## Begin
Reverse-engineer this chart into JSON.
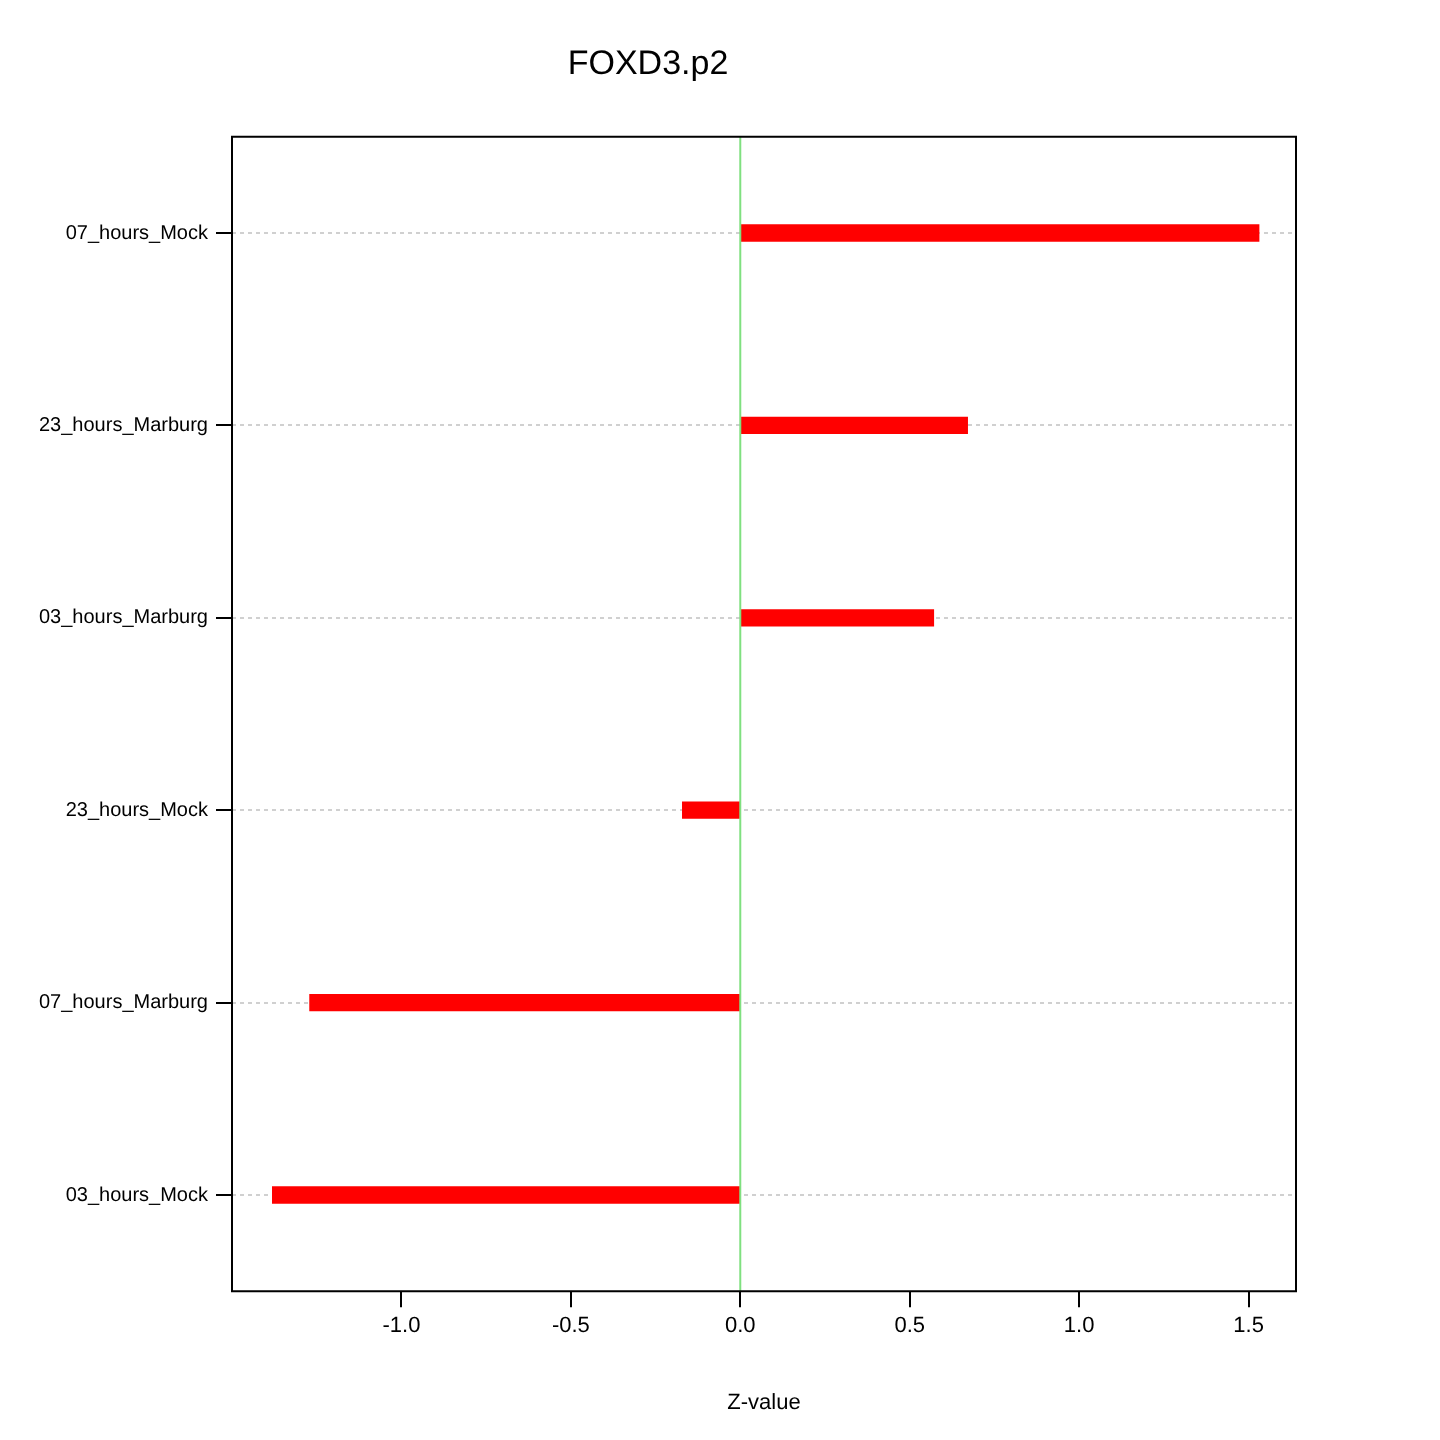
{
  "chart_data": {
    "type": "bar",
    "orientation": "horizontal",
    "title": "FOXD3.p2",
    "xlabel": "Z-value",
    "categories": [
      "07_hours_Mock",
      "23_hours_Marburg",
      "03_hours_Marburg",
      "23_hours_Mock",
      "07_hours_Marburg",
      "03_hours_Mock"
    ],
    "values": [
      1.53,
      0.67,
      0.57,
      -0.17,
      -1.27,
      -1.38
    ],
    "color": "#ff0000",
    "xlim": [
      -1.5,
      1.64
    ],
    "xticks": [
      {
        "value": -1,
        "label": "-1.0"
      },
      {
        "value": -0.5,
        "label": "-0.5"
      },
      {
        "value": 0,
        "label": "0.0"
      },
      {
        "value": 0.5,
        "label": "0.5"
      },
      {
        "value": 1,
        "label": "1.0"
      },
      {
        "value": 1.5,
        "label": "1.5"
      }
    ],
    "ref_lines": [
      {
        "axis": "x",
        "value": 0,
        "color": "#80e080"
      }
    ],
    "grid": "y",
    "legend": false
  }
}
## End
## [Task to complete]
Write the entries above out in full, exactly, with no images.

## [Correct output]
Reverse-engineer this chart into JSON.
{
  "chart_data": {
    "type": "bar",
    "orientation": "horizontal",
    "title": "FOXD3.p2",
    "xlabel": "Z-value",
    "categories": [
      "07_hours_Mock",
      "23_hours_Marburg",
      "03_hours_Marburg",
      "23_hours_Mock",
      "07_hours_Marburg",
      "03_hours_Mock"
    ],
    "values": [
      1.53,
      0.67,
      0.57,
      -0.17,
      -1.27,
      -1.38
    ],
    "color": "#ff0000",
    "xlim": [
      -1.5,
      1.64
    ],
    "xticks": [
      {
        "value": -1,
        "label": "-1.0"
      },
      {
        "value": -0.5,
        "label": "-0.5"
      },
      {
        "value": 0,
        "label": "0.0"
      },
      {
        "value": 0.5,
        "label": "0.5"
      },
      {
        "value": 1,
        "label": "1.0"
      },
      {
        "value": 1.5,
        "label": "1.5"
      }
    ],
    "ref_lines": [
      {
        "axis": "x",
        "value": 0,
        "color": "#80e080"
      }
    ],
    "grid": "y",
    "legend": false
  }
}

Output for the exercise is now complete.